**YOUR INSTRUCTIONS**
Select and reproduce each line of the listing below that bears the string "value".

**STORED ROWS**
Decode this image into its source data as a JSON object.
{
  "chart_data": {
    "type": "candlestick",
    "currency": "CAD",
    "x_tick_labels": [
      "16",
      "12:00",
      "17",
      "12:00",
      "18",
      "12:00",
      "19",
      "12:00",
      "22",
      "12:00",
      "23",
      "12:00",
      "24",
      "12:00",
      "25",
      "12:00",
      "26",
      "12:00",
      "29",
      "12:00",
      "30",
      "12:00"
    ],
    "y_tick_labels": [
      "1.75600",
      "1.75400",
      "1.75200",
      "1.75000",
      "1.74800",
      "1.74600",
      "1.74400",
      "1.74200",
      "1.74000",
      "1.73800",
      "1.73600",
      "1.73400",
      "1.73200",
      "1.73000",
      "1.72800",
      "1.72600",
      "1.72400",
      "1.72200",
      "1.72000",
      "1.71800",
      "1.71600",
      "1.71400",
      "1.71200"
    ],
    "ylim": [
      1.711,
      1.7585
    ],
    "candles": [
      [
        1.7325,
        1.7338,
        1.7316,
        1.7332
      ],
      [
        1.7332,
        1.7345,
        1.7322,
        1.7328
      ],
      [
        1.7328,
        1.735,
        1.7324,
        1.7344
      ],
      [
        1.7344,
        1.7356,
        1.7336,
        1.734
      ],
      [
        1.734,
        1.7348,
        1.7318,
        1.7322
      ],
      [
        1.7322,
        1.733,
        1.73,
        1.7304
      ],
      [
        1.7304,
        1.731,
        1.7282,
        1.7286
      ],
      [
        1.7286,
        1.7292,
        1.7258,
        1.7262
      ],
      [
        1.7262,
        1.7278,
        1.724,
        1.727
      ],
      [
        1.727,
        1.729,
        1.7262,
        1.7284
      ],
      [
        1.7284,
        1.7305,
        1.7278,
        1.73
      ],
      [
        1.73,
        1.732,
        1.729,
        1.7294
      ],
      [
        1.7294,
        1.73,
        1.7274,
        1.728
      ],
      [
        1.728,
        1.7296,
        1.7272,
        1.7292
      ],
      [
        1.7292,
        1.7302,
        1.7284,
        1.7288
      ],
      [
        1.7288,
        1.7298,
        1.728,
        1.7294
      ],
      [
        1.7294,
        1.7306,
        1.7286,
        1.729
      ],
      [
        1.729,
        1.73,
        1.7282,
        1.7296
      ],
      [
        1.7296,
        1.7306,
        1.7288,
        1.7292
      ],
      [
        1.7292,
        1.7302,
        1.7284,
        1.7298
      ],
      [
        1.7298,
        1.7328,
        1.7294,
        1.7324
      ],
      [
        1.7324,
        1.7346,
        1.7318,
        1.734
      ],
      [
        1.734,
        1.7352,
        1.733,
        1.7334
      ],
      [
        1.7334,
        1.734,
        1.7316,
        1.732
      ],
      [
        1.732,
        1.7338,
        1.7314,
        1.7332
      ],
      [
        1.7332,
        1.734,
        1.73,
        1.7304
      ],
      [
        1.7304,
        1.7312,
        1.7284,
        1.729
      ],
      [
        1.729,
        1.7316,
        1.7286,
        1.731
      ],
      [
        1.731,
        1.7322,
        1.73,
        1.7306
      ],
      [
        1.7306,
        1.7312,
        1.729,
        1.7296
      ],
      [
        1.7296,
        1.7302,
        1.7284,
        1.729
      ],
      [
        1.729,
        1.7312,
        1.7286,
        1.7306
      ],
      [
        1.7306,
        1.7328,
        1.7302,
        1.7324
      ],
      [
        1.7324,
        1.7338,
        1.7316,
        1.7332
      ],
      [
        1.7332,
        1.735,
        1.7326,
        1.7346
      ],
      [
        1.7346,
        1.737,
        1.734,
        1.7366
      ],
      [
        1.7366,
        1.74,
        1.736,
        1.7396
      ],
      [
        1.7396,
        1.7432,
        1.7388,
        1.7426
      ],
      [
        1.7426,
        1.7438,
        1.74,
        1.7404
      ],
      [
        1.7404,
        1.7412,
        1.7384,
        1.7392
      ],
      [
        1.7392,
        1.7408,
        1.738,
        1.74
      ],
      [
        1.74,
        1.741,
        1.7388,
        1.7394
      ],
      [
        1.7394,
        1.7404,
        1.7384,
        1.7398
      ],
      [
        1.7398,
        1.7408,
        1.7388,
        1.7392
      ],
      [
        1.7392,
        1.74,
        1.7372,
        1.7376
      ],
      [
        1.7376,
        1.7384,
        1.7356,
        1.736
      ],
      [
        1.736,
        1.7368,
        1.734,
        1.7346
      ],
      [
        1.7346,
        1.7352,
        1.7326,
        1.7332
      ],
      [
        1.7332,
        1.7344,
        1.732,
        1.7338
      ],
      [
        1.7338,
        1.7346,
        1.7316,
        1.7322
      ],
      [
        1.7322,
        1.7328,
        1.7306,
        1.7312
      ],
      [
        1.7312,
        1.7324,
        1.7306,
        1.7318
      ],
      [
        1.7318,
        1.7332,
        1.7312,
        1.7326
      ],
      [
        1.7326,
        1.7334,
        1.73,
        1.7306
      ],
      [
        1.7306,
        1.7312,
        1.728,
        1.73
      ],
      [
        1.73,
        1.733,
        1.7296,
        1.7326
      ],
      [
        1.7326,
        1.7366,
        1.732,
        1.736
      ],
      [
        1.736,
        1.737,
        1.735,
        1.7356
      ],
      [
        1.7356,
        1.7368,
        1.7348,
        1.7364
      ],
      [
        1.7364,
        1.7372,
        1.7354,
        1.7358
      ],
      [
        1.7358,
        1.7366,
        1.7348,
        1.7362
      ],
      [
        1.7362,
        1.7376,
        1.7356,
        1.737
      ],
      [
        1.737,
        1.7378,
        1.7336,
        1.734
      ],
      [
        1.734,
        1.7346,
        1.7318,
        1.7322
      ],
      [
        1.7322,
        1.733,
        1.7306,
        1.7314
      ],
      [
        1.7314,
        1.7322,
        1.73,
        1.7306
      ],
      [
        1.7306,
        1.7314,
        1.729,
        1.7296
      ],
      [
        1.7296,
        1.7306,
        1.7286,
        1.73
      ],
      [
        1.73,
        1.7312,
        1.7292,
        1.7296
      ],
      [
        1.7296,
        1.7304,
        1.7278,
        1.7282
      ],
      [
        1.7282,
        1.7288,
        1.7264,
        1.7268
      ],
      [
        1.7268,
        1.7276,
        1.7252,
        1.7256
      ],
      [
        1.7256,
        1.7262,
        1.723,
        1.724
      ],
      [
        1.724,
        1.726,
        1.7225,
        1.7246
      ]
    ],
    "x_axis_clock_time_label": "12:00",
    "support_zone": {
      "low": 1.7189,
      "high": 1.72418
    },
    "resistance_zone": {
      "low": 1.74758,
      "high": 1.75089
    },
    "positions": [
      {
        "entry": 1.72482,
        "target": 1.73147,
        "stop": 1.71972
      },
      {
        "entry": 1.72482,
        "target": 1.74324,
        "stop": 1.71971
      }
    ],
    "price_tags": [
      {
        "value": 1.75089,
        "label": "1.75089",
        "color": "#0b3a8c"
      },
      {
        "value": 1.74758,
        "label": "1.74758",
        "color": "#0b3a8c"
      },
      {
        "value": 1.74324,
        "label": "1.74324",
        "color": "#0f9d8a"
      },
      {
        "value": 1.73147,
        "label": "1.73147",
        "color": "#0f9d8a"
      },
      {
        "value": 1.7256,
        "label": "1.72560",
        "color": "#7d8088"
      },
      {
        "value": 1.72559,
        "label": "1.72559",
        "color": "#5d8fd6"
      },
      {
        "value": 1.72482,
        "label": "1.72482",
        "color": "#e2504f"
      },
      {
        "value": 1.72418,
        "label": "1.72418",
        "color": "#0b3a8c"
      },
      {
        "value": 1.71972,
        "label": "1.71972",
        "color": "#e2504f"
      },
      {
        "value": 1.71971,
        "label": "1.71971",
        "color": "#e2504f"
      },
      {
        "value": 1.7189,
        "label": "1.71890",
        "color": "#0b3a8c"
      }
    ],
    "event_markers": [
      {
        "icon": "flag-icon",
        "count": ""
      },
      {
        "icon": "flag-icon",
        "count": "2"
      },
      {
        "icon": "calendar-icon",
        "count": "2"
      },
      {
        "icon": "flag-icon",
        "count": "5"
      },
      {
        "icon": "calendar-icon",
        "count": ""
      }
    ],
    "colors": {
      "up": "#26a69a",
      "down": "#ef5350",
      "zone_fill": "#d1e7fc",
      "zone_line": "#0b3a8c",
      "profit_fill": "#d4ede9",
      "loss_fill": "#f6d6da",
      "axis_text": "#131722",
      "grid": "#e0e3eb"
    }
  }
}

**ANSWER TO THE TASK**
        "value": 1.75089,
        "value": 1.74758,
        "value": 1.74324,
        "value": 1.73147,
        "value": 1.7256,
        "value": 1.72559,
        "value": 1.72482,
        "value": 1.72418,
        "value": 1.71972,
        "value": 1.71971,
        "value": 1.7189,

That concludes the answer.